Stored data
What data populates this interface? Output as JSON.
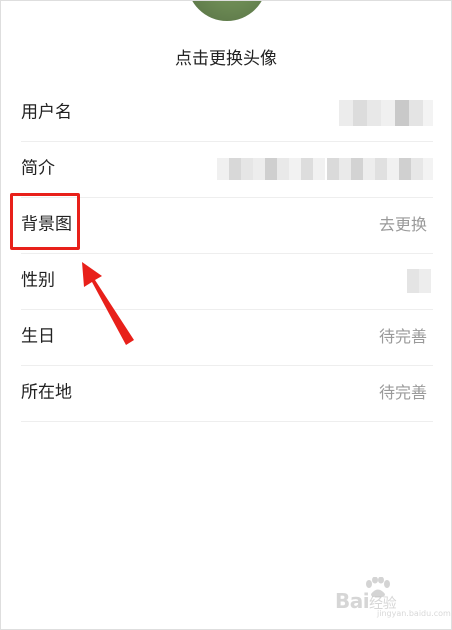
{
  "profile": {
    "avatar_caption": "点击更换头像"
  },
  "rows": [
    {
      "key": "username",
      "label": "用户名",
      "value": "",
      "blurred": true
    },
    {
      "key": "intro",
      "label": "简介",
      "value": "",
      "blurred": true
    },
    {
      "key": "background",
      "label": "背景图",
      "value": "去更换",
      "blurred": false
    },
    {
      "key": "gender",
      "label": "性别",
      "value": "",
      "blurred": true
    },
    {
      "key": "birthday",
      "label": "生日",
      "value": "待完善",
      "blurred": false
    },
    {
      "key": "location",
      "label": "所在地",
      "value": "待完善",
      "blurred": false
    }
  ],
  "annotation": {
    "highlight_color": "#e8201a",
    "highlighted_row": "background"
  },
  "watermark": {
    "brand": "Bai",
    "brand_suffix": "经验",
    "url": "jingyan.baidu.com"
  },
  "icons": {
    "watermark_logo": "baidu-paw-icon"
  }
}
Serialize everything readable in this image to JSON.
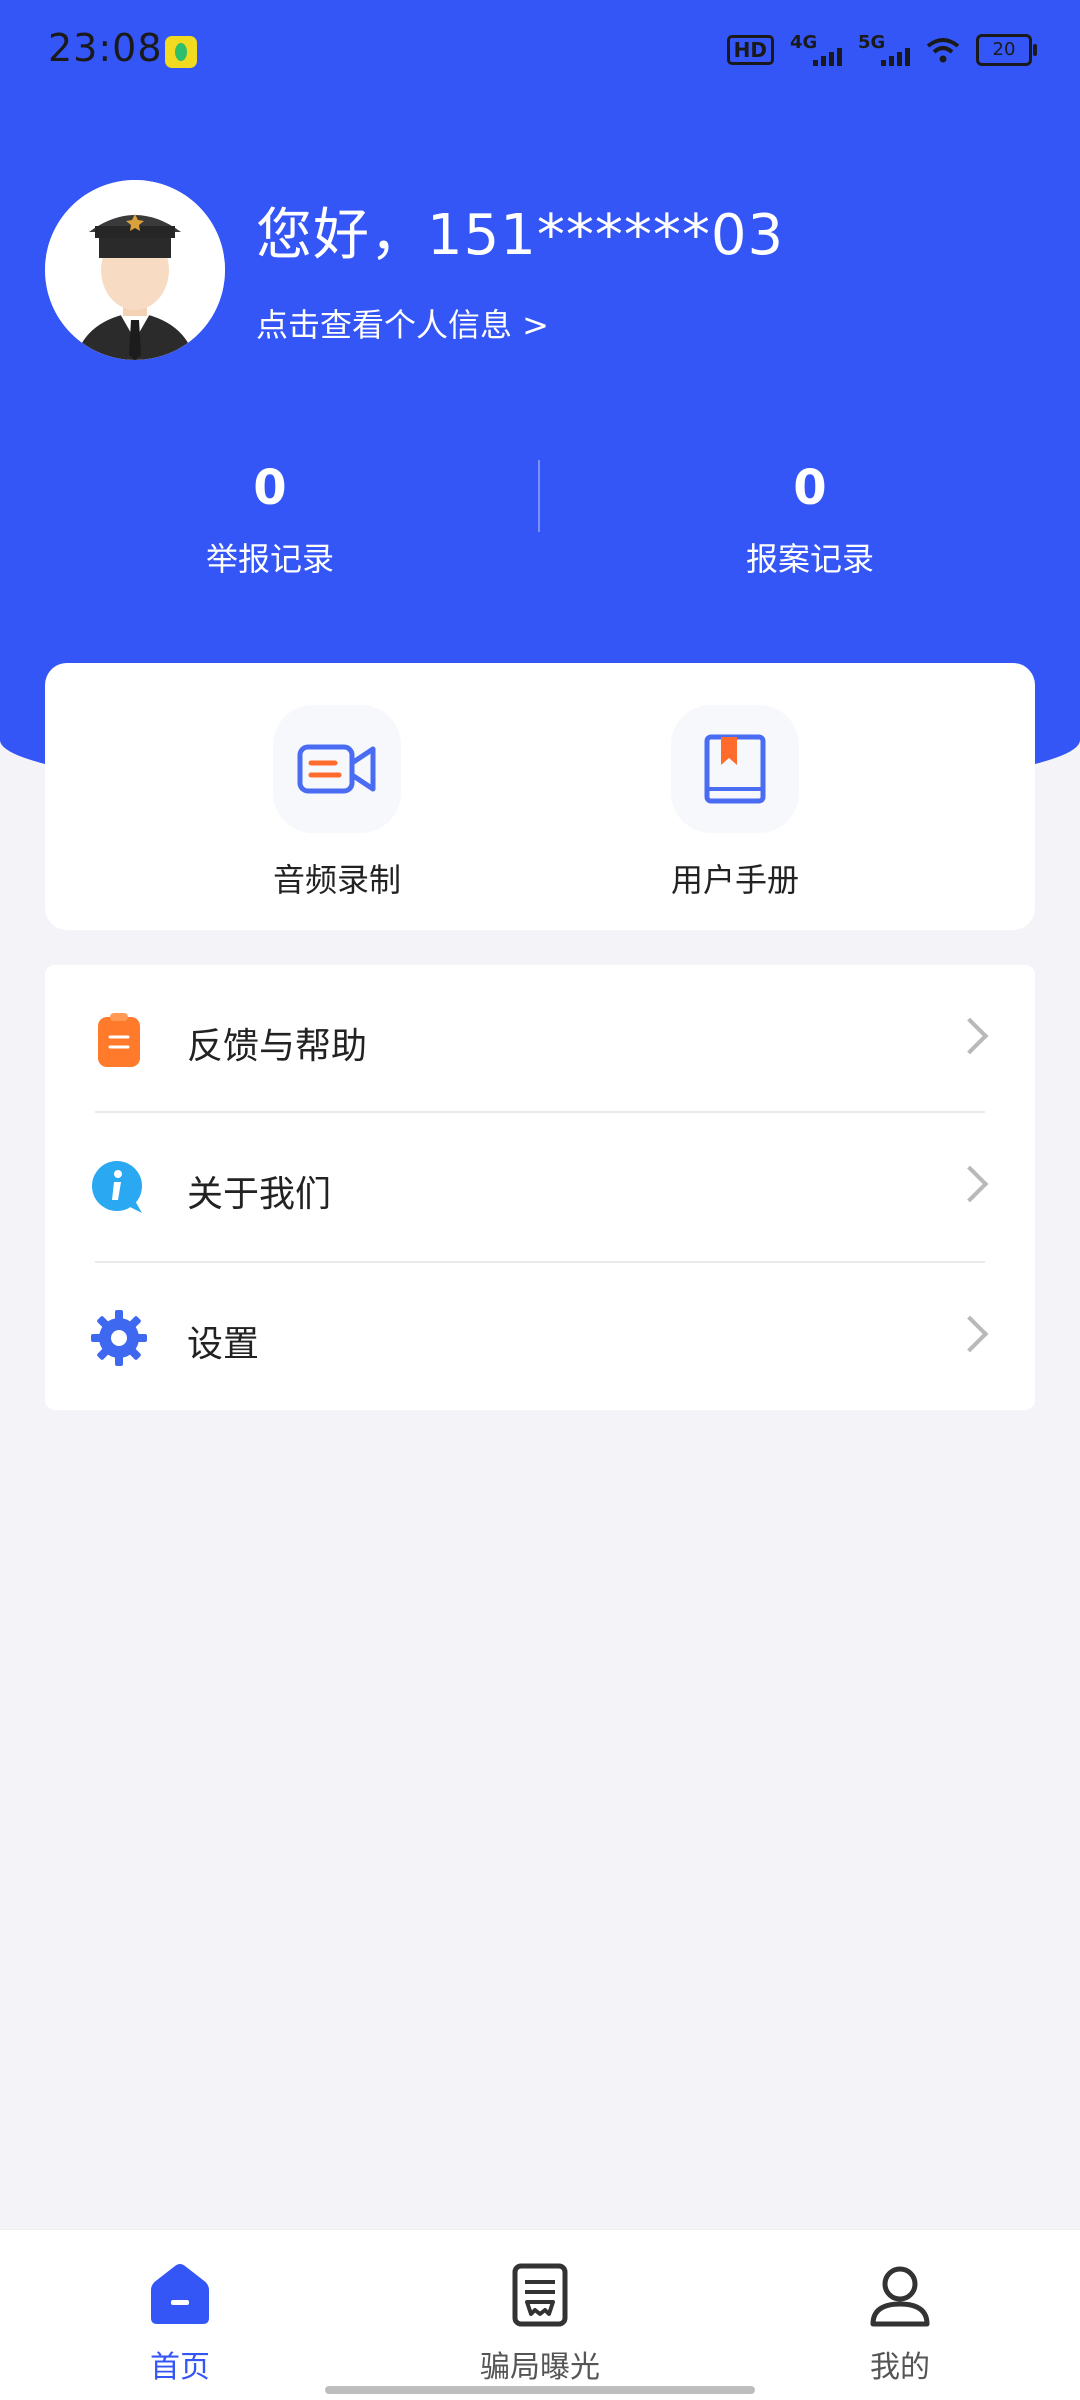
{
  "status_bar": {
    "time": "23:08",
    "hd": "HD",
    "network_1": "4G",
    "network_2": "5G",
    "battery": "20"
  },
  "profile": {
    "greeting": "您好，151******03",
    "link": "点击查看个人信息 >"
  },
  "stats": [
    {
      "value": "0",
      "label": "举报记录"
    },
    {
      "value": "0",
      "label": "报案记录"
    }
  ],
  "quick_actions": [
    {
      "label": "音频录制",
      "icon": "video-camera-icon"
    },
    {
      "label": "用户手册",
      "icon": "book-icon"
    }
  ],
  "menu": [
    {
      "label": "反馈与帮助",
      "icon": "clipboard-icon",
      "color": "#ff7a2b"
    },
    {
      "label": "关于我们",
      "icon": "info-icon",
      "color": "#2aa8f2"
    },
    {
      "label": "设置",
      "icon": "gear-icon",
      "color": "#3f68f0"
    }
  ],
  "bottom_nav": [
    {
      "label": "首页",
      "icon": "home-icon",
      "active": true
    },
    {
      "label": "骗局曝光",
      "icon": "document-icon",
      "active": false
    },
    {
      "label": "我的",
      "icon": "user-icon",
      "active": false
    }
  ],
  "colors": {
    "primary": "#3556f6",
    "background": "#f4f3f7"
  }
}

*Aim*: Retype every entry verbatim and exclude the pictures from the copy.

*Result of this task*:
What data populates this interface? Output as JSON.
{
  "profile": {
    "avatar_caption": "点击更换头像"
  },
  "rows": [
    {
      "key": "username",
      "label": "用户名",
      "value": "",
      "blurred": true
    },
    {
      "key": "intro",
      "label": "简介",
      "value": "",
      "blurred": true
    },
    {
      "key": "background",
      "label": "背景图",
      "value": "去更换",
      "blurred": false
    },
    {
      "key": "gender",
      "label": "性别",
      "value": "",
      "blurred": true
    },
    {
      "key": "birthday",
      "label": "生日",
      "value": "待完善",
      "blurred": false
    },
    {
      "key": "location",
      "label": "所在地",
      "value": "待完善",
      "blurred": false
    }
  ],
  "annotation": {
    "highlight_color": "#e8201a",
    "highlighted_row": "background"
  },
  "watermark": {
    "brand": "Bai",
    "brand_suffix": "经验",
    "url": "jingyan.baidu.com"
  },
  "icons": {
    "watermark_logo": "baidu-paw-icon"
  }
}
Serialize everything readable in this image to JSON.
{
  "status_bar": {
    "time": "23:08",
    "hd": "HD",
    "network_1": "4G",
    "network_2": "5G",
    "battery": "20"
  },
  "profile": {
    "greeting": "您好，151******03",
    "link": "点击查看个人信息 >"
  },
  "stats": [
    {
      "value": "0",
      "label": "举报记录"
    },
    {
      "value": "0",
      "label": "报案记录"
    }
  ],
  "quick_actions": [
    {
      "label": "音频录制",
      "icon": "video-camera-icon"
    },
    {
      "label": "用户手册",
      "icon": "book-icon"
    }
  ],
  "menu": [
    {
      "label": "反馈与帮助",
      "icon": "clipboard-icon",
      "color": "#ff7a2b"
    },
    {
      "label": "关于我们",
      "icon": "info-icon",
      "color": "#2aa8f2"
    },
    {
      "label": "设置",
      "icon": "gear-icon",
      "color": "#3f68f0"
    }
  ],
  "bottom_nav": [
    {
      "label": "首页",
      "icon": "home-icon",
      "active": true
    },
    {
      "label": "骗局曝光",
      "icon": "document-icon",
      "active": false
    },
    {
      "label": "我的",
      "icon": "user-icon",
      "active": false
    }
  ],
  "colors": {
    "primary": "#3556f6",
    "background": "#f4f3f7"
  }
}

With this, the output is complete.